WHAT YOU NEED TO DO
Find every line in the records below that holds the word "Raila" and copy it.
## START SOURCE MATERIAL
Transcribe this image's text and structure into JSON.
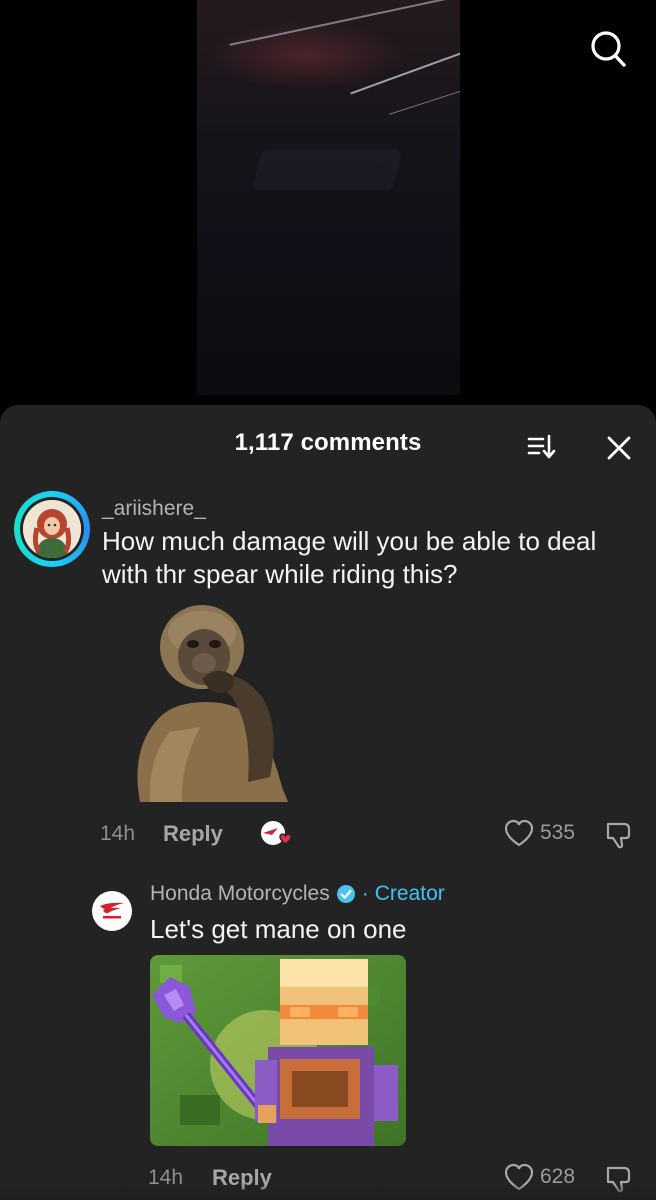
{
  "header": {
    "search_icon": "search-icon"
  },
  "comments_panel": {
    "title": "1,117 comments",
    "sort_icon": "sort-icon",
    "close_icon": "close-icon"
  },
  "comments": [
    {
      "username": "_ariishere_",
      "text": "How much damage will you be able to deal with thr spear while riding this?",
      "sticker": "thinking-monkey",
      "time": "14h",
      "reply_label": "Reply",
      "likes": "535"
    }
  ],
  "replies": [
    {
      "author": "Honda Motorcycles",
      "verified": true,
      "separator": "·",
      "badge": "Creator",
      "text": "Let's get mane on one",
      "image": "minecraft-character-with-spear",
      "time": "14h",
      "reply_label": "Reply",
      "likes": "628"
    }
  ],
  "colors": {
    "sheet_bg": "#232323",
    "creator_blue": "#3ec2f2",
    "like_red": "#e8304b"
  }
}
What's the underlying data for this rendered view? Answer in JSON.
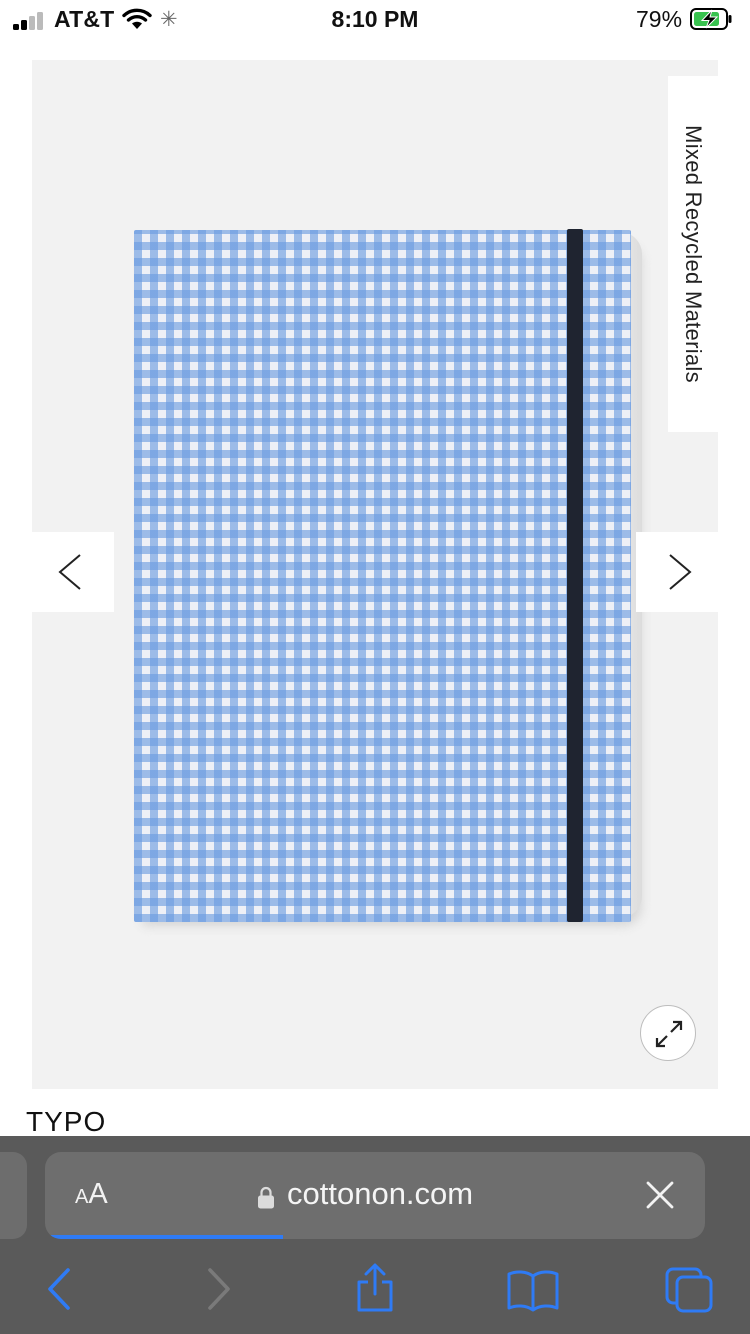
{
  "status_bar": {
    "carrier": "AT&T",
    "time": "8:10 PM",
    "battery_percent": "79%"
  },
  "product": {
    "badge": "Mixed Recycled Materials",
    "brand": "TYPO",
    "pattern": "blue gingham",
    "gallery_controls": {
      "prev_icon": "chevron-left-icon",
      "next_icon": "chevron-right-icon",
      "expand_icon": "expand-icon"
    }
  },
  "browser": {
    "text_size_small": "A",
    "text_size_large": "A",
    "url": "cottonon.com",
    "load_progress": 0.36,
    "toolbar_icons": [
      "back-icon",
      "forward-icon",
      "share-icon",
      "bookmarks-icon",
      "tabs-icon"
    ]
  },
  "colors": {
    "gingham_blue": "#6a9be0",
    "strap": "#1f2430",
    "accent_blue": "#2f7bf5",
    "toolbar_bg": "#5a5a5a"
  }
}
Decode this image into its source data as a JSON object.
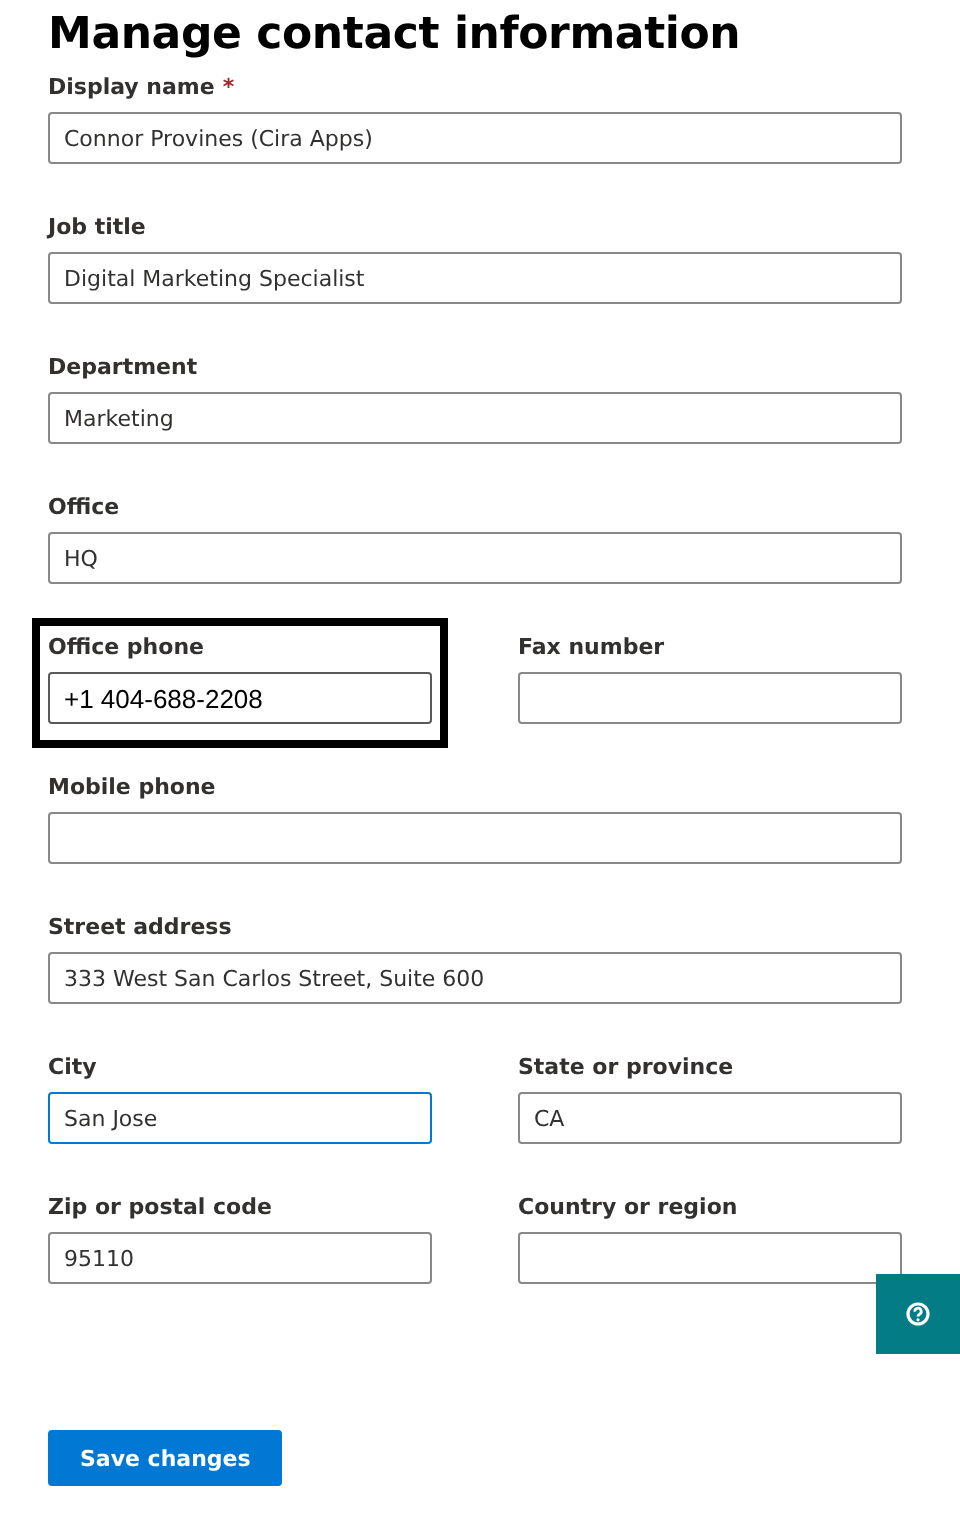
{
  "title": "Manage contact information",
  "rows": [
    {
      "fields": [
        {
          "label": "Display name",
          "required_mark": "*",
          "value": "Connor Provines (Cira Apps)",
          "focused": false,
          "highlighted": false
        }
      ]
    },
    {
      "fields": [
        {
          "label": "Job title",
          "value": "Digital Marketing Specialist",
          "focused": false,
          "highlighted": false
        }
      ]
    },
    {
      "fields": [
        {
          "label": "Department",
          "value": "Marketing",
          "focused": false,
          "highlighted": false
        }
      ]
    },
    {
      "fields": [
        {
          "label": "Office",
          "value": "HQ",
          "focused": false,
          "highlighted": false
        }
      ]
    },
    {
      "fields": [
        {
          "label": "Office phone",
          "value": "+1 404-688-2208",
          "focused": false,
          "highlighted": true
        },
        {
          "label": "Fax number",
          "focused": false,
          "highlighted": false
        }
      ]
    },
    {
      "fields": [
        {
          "label": "Mobile phone",
          "focused": false,
          "highlighted": false
        }
      ]
    },
    {
      "fields": [
        {
          "label": "Street address",
          "value": "333 West San Carlos Street, Suite 600",
          "focused": false,
          "highlighted": false
        }
      ]
    },
    {
      "fields": [
        {
          "label": "City",
          "value": "San Jose",
          "focused": true,
          "highlighted": false
        },
        {
          "label": "State or province",
          "value": "CA",
          "focused": false,
          "highlighted": false
        }
      ]
    },
    {
      "fields": [
        {
          "label": "Zip or postal code",
          "value": "95110",
          "focused": false,
          "highlighted": false
        },
        {
          "label": "Country or region",
          "focused": false,
          "highlighted": false
        }
      ]
    }
  ],
  "save_button": "Save changes"
}
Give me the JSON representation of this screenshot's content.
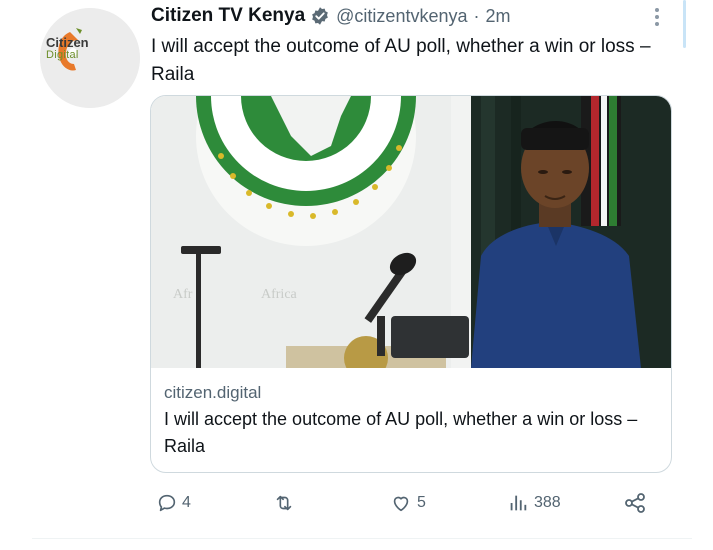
{
  "tweet": {
    "display_name": "Citizen TV Kenya",
    "handle": "@citizentvkenya",
    "separator": "·",
    "time": "2m",
    "text": "I will accept the outcome of AU poll, whether a win or loss – Raila",
    "verified": true
  },
  "avatar": {
    "logo_line1": "Citizen",
    "logo_line2": "Digital",
    "colors": {
      "orange": "#e8792a",
      "green": "#6d8f2b"
    }
  },
  "card": {
    "domain": "citizen.digital",
    "title": "I will accept the outcome of AU poll, whether a win or loss – Raila",
    "image_alt_icon": "photo-of-speaker-at-au-podium"
  },
  "actions": {
    "reply": {
      "icon": "reply-icon",
      "count": "4"
    },
    "retweet": {
      "icon": "retweet-icon",
      "count": ""
    },
    "like": {
      "icon": "heart-icon",
      "count": "5"
    },
    "views": {
      "icon": "views-icon",
      "count": "388"
    },
    "share": {
      "icon": "share-icon",
      "count": ""
    }
  },
  "colors": {
    "text": "#0f1419",
    "secondary": "#536471",
    "verified": "#1d9bf0",
    "border": "#cfd9de"
  }
}
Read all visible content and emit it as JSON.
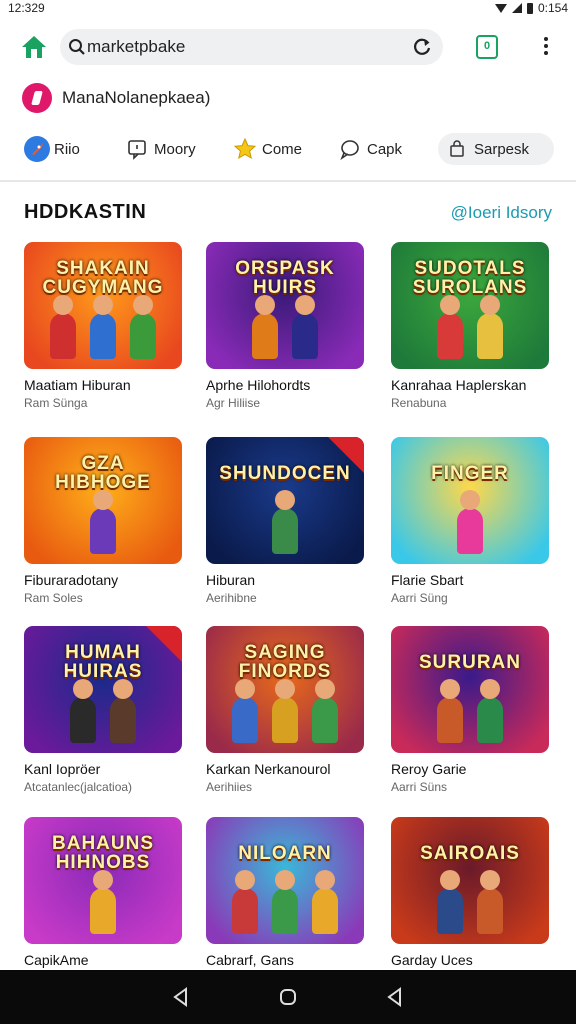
{
  "status_bar": {
    "time": "12:329",
    "battery_text": "0:154"
  },
  "browser": {
    "url": "marketpbake",
    "icons": {
      "home": "home-icon",
      "search": "search-icon",
      "reload": "reload-icon",
      "tabs": "tabs-icon",
      "menu": "more-vert-icon"
    },
    "home_color": "#1aa260"
  },
  "site": {
    "name": "ManaNolanepkaea)",
    "logo_color": "#e0186a"
  },
  "chips": [
    {
      "label": "Riio",
      "icon": "rocket-icon"
    },
    {
      "label": "Moory",
      "icon": "chat-icon"
    },
    {
      "label": "Come",
      "icon": "star-icon"
    },
    {
      "label": "Capk",
      "icon": "speech-bubble-icon"
    },
    {
      "label": "Sarpesk",
      "icon": "bag-icon"
    }
  ],
  "section": {
    "title": "HDDKASTIN",
    "link": "@Ioeri Idsory",
    "link_color": "#1b9bb0"
  },
  "games": [
    {
      "title": "Maatiam Hiburan",
      "subtitle": "Ram Sünga",
      "banner": "SHAKAIN CUGYMANG",
      "bg": [
        "#ff9a1a",
        "#e8471f"
      ],
      "figure_colors": [
        "#d02f2f",
        "#2f6fd0",
        "#3b9b3b"
      ],
      "badge": ""
    },
    {
      "title": "Aprhe Hilohordts",
      "subtitle": "Agr Hiliise",
      "banner": "ORSPASK HUIRS",
      "bg": [
        "#3a1a78",
        "#8a2bb8"
      ],
      "figure_colors": [
        "#e07b1a",
        "#2a2a8a"
      ],
      "badge": ""
    },
    {
      "title": "Kanrahaa Haplerskan",
      "subtitle": "Renabuna",
      "banner": "SUDOTALS SUROLANS",
      "bg": [
        "#3ca83c",
        "#1e7a3a"
      ],
      "figure_colors": [
        "#d83a3a",
        "#e8c040"
      ],
      "badge": ""
    },
    {
      "title": "Fiburaradotany",
      "subtitle": "Ram Soles",
      "banner": "GZA HIBHOGE",
      "bg": [
        "#ffb01a",
        "#e85a10"
      ],
      "figure_colors": [
        "#6a3ab8"
      ],
      "badge": ""
    },
    {
      "title": "Hiburan",
      "subtitle": "Aerihibne",
      "banner": "SHUNDOCEN",
      "bg": [
        "#1a3a8a",
        "#0a1a4a"
      ],
      "figure_colors": [
        "#3a8a4a"
      ],
      "badge": "ribbon"
    },
    {
      "title": "Flarie Sbart",
      "subtitle": "Aarri Süng",
      "banner": "FINGER",
      "bg": [
        "#ffd84a",
        "#3ac8e8"
      ],
      "figure_colors": [
        "#e83a9a"
      ],
      "badge": ""
    },
    {
      "title": "Kanl Iopröer",
      "subtitle": "Atcatanlec(jalcatioa)",
      "banner": "HUMAH HUIRAS",
      "bg": [
        "#1a2a8a",
        "#6a1a9a"
      ],
      "figure_colors": [
        "#2a2a2a",
        "#5a3a2a"
      ],
      "badge": "ribbon"
    },
    {
      "title": "Karkan Nerkanourol",
      "subtitle": "Aerihiies",
      "banner": "SAGING FINORDS",
      "bg": [
        "#e86a1a",
        "#9a2a4a"
      ],
      "figure_colors": [
        "#3a6ac8",
        "#d8a020",
        "#3a9a4a"
      ],
      "badge": ""
    },
    {
      "title": "Reroy Garie",
      "subtitle": "Aarri Süns",
      "banner": "SURURAN",
      "bg": [
        "#3a1a8a",
        "#c82a5a"
      ],
      "figure_colors": [
        "#c85a2a",
        "#2a8a4a"
      ],
      "badge": ""
    },
    {
      "title": "CapikAme",
      "subtitle": "",
      "banner": "BAHAUNS HIHNOBS",
      "bg": [
        "#8a2ab8",
        "#c83ac8"
      ],
      "figure_colors": [
        "#e8a82a"
      ],
      "badge": ""
    },
    {
      "title": "Cabrarf, Gans",
      "subtitle": "",
      "banner": "NILOARN",
      "bg": [
        "#3ab8d8",
        "#8a3ab8"
      ],
      "figure_colors": [
        "#c83a3a",
        "#3a9a4a",
        "#e8a82a"
      ],
      "badge": ""
    },
    {
      "title": "Garday Uces",
      "subtitle": "",
      "banner": "SAIROAIS",
      "bg": [
        "#6a1a2a",
        "#c83a1a"
      ],
      "figure_colors": [
        "#2a4a8a",
        "#c85a2a"
      ],
      "badge": ""
    }
  ],
  "nav_bar": {
    "icons": [
      "back-icon",
      "home-circle-icon",
      "recents-icon"
    ]
  }
}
## END SOURCE MATERIAL
SOLUTION TO THIS PROBLEM
    "text": "I will accept the outcome of AU poll, whether a win or loss – Raila",
    "title": "I will accept the outcome of AU poll, whether a win or loss – Raila",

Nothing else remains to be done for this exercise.